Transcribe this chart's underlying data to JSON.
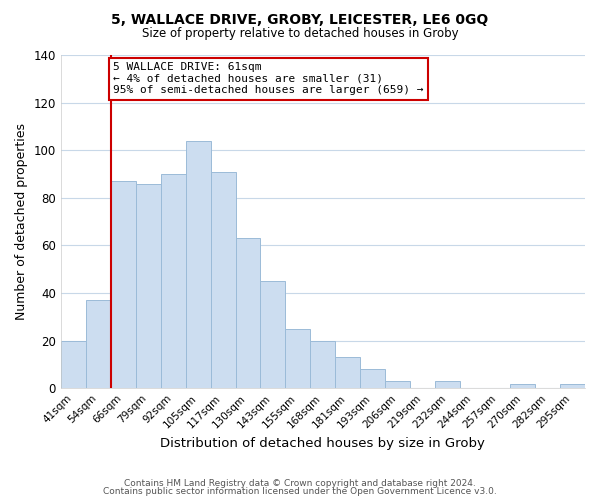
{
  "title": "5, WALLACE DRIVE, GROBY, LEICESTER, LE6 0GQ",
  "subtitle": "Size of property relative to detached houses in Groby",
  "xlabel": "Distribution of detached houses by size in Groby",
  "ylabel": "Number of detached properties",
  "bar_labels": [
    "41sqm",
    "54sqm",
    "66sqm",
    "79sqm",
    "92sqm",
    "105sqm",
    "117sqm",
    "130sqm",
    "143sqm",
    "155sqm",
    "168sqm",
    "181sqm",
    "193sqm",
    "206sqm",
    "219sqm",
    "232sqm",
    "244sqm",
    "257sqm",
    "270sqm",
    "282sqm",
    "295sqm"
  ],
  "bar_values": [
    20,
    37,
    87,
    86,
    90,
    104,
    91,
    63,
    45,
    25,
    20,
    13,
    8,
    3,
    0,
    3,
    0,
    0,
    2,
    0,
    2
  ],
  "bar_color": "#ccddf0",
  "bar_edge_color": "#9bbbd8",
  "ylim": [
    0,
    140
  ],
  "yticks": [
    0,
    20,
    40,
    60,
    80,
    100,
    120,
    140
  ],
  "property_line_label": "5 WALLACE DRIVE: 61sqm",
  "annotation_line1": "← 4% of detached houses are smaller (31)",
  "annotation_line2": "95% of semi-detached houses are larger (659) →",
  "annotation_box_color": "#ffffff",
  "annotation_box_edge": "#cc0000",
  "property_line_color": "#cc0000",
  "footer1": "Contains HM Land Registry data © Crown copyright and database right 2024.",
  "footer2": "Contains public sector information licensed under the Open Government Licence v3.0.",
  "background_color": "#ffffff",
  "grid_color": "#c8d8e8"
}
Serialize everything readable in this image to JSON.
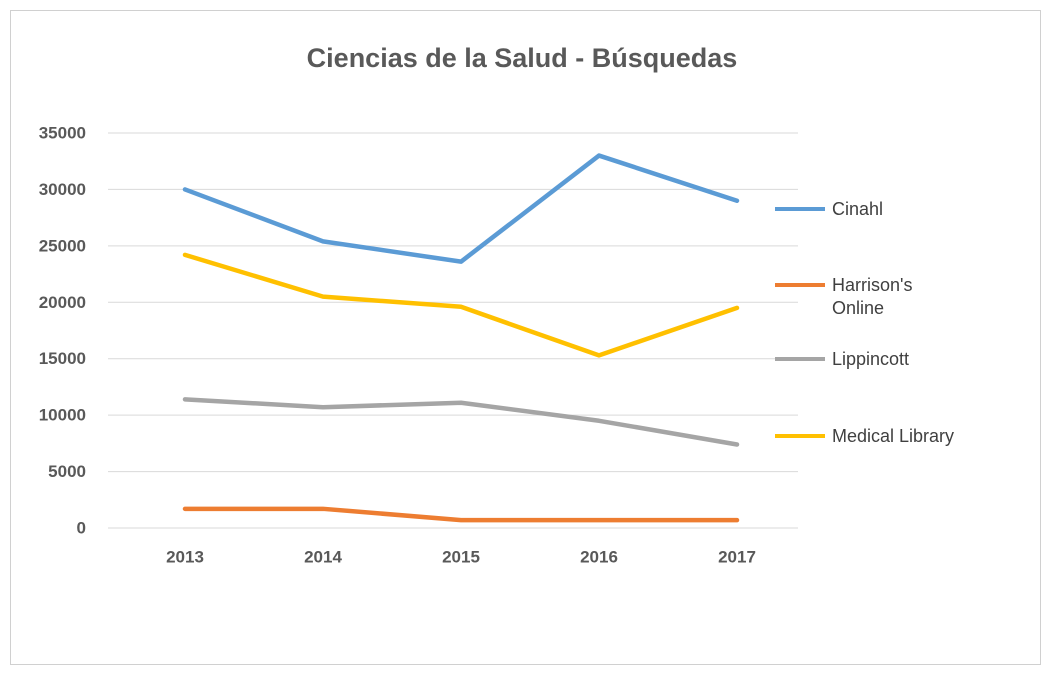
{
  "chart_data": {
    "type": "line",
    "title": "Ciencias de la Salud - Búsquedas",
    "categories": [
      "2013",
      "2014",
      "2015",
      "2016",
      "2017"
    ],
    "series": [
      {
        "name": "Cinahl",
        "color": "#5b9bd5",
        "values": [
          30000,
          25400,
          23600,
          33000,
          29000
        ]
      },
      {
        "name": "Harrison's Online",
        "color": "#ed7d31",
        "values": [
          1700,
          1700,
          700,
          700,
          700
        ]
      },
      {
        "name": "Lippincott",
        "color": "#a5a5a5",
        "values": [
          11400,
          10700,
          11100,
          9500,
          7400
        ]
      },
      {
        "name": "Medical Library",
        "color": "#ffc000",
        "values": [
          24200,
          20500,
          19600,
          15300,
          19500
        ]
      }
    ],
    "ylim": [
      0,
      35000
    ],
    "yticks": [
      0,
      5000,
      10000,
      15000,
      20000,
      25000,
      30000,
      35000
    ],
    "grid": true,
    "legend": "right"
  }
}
+===+
[Prompt]: In the entries above, identify each line that includes the string "WALLACE", then copy it.

[Final answer]:
  "title": "5, WALLACE DRIVE, GROBY, LEICESTER, LE6 0GQ",
  "property_line_label": "5 WALLACE DRIVE: 61sqm",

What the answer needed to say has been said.